Record list

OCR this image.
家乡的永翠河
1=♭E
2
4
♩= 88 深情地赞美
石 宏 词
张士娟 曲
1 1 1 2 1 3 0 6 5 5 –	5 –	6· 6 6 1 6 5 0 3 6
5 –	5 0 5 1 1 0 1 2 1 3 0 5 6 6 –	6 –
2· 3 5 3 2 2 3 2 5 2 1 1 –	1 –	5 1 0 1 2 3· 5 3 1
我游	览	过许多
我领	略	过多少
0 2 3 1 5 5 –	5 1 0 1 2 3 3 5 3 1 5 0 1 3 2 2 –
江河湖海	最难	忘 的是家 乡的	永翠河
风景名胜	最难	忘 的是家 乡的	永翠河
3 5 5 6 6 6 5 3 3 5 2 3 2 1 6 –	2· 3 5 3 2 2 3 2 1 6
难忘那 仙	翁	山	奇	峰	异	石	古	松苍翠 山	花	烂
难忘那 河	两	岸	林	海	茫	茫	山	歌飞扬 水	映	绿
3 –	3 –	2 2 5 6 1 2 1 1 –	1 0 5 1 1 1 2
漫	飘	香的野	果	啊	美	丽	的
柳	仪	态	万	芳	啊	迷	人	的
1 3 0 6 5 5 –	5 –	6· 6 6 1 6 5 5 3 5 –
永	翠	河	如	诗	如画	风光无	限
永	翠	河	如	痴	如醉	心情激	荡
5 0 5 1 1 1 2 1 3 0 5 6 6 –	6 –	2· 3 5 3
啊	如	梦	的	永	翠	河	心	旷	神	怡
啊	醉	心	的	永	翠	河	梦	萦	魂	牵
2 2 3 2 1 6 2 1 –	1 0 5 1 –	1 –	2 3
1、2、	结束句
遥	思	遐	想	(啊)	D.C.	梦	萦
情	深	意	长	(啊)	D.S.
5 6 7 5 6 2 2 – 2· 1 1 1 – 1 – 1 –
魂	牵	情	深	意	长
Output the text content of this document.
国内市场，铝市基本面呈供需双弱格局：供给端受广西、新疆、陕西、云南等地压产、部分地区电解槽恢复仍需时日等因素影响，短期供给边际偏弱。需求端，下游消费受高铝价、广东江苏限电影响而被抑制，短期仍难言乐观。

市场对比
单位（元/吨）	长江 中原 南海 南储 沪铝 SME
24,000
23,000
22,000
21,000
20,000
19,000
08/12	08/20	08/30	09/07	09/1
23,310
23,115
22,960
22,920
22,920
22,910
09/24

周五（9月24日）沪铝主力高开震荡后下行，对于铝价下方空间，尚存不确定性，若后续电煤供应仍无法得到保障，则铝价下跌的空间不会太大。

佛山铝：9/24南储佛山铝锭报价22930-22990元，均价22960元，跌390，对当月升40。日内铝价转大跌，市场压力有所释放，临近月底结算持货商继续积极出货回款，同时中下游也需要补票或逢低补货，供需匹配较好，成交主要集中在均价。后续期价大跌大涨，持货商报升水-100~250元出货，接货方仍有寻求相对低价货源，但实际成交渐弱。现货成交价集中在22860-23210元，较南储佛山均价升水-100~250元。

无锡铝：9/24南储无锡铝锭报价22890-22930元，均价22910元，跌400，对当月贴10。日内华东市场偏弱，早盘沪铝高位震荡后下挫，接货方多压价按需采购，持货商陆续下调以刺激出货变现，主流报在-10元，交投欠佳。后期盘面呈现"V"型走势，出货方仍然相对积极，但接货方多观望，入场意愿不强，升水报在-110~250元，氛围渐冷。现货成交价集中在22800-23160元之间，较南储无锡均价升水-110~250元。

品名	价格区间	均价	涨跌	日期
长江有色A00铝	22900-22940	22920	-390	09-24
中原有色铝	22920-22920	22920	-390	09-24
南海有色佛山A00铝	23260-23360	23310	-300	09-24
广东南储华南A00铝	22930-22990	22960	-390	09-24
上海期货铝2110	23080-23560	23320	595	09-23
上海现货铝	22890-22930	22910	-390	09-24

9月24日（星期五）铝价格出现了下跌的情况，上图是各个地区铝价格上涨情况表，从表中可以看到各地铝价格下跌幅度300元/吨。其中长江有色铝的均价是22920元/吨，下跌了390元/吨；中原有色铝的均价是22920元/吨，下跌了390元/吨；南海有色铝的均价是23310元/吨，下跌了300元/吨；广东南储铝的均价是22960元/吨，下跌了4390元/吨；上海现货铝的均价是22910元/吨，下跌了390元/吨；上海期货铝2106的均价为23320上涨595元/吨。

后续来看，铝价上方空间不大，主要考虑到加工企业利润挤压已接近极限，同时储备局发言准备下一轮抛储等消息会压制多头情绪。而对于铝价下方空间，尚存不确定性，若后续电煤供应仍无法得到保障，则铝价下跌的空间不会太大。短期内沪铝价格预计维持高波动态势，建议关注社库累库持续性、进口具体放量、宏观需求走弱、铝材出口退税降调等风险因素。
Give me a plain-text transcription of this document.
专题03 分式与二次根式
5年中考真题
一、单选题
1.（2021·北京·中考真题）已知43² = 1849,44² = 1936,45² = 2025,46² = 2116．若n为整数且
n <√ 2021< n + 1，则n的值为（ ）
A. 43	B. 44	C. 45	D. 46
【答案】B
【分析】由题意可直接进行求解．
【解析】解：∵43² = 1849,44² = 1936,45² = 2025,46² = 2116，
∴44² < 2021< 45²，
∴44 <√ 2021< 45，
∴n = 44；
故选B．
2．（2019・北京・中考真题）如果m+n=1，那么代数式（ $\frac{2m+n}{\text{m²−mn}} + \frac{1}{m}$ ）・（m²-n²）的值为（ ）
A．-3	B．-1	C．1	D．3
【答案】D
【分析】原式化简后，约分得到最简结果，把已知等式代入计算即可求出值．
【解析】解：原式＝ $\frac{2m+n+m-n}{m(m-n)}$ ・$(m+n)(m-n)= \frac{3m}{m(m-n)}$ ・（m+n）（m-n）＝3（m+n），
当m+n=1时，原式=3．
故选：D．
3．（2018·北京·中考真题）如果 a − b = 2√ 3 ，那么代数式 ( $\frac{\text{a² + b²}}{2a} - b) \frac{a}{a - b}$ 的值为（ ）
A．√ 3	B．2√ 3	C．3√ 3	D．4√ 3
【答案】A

Brief
Which lines hold the word "那么代数式"? Return all of them from the records above.

Response to the task
2．（2019・北京・中考真题）如果m+n=1，那么代数式（ $\frac{2m+n}{\text{m²−mn}} + \frac{1}{m}$ ）・（m²-n²）的值为（ ）
3．（2018·北京·中考真题）如果 a − b = 2√ 3 ，那么代数式 ( $\frac{\text{a² + b²}}{2a} - b) \frac{a}{a - b}$ 的值为（ ）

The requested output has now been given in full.